Document –
··········
Even before Obama became a candidate in the Democratic presidential primaries, the media was haling him as a "rising star" in the Democratic Party. What I saw, however, did not impress me. The media appeared to have taken a fancy to Obama: he was receiving a lot more media attention than a junior US Senator might expect to receive. The media were building up their own image of Obama that did not actually fit the man. Indeed the media Obama appeared to be a projection more than a real person.
While the media may have helped create this image of Obama and are doing all they can to maintain the image, Obama and his followers are also doing all they can to foster it. A lot of Obama’s followers have bought into the image themselves. Most Americans have yet to see the real Obama. I suspect a goodly number of those who are planning to vote for him, or have already cast an early ballot for him, when they do see the real Obama, will regret voting for him.
Obama has so far proven himself as adept at presenting himself as those whose support he is courting would like to see him and at saying what they want to hear. He has sought to portray himself as pro-life and pro-family when his record shows that he supports abortion on demand and condones what amounts to infanticide. His campaign includes a number of leading advocates of so-called "gay-rights" and he has spoke out in support of gay marriage. Obama gives the impression of being more interested in achieving his personal ambition—becoming the President of the United States—than he is in serving the national interest.
··········
Dataset excerpt:

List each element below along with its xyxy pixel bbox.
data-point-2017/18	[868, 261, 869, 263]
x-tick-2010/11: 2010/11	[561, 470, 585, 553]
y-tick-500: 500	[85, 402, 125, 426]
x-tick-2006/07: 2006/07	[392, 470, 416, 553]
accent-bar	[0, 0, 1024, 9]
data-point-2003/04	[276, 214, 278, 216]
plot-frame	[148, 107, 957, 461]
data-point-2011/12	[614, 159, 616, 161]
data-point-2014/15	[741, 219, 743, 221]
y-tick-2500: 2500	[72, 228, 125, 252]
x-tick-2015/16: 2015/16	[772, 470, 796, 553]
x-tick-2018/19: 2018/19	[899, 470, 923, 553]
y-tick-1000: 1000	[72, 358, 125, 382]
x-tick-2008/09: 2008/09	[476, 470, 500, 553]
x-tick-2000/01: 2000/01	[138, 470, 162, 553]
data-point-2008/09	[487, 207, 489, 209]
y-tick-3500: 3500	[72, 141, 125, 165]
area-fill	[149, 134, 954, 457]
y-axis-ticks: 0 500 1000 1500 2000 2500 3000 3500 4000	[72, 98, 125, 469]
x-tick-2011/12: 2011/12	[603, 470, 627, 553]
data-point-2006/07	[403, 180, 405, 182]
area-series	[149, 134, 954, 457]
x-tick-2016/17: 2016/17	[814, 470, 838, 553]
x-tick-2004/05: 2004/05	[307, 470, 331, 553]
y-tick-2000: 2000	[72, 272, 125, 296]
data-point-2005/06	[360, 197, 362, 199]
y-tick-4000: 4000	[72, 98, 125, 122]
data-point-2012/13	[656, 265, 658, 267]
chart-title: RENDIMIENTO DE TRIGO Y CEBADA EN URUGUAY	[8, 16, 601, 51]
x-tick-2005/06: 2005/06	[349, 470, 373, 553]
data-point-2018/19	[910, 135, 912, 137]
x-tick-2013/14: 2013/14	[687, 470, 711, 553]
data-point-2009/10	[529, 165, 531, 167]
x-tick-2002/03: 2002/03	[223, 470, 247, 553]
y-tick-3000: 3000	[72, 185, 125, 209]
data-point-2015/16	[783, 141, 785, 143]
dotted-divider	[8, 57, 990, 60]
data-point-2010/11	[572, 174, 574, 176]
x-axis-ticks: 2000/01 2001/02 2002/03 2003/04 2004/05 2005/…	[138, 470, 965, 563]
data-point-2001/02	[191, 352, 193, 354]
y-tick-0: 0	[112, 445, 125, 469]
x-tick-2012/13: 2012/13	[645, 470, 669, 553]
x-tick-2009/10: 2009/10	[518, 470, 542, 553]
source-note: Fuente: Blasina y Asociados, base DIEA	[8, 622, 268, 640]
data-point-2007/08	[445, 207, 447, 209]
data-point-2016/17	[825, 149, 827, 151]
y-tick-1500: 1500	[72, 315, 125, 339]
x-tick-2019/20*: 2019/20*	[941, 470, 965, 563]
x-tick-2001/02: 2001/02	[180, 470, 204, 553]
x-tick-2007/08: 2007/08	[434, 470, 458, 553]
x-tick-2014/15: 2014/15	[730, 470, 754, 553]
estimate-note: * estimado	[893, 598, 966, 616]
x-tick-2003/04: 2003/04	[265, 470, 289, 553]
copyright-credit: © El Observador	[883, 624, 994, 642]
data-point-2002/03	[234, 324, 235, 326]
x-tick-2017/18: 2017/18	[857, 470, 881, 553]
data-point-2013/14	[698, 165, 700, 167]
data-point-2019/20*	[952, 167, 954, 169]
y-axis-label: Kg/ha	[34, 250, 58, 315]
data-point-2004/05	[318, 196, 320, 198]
··········
List of tasks –
1 - Retype the Obama commentary starting at "While the media" and ending at "voting for him.".
2 - In the Obama commentary, which positions does the author say Obama's record or his own statements show him supporting or condoning? List each one.
Rely solely on the text for your answers.

Outputs by task –
1 -
While the media may have helped create this image of Obama and are doing all they can to maintain the image, Obama and his followers are also doing all they can to foster it. A lot of Obama’s followers have bought into the image themselves. Most Americans have yet to see the real Obama. I suspect a goodly number of those who are planning to vote for him, or have already cast an early ballot for him, when they do see the real Obama, will regret voting for him.

2 -
- Abortion on demand
- What amounts to infanticide
- Gay marriage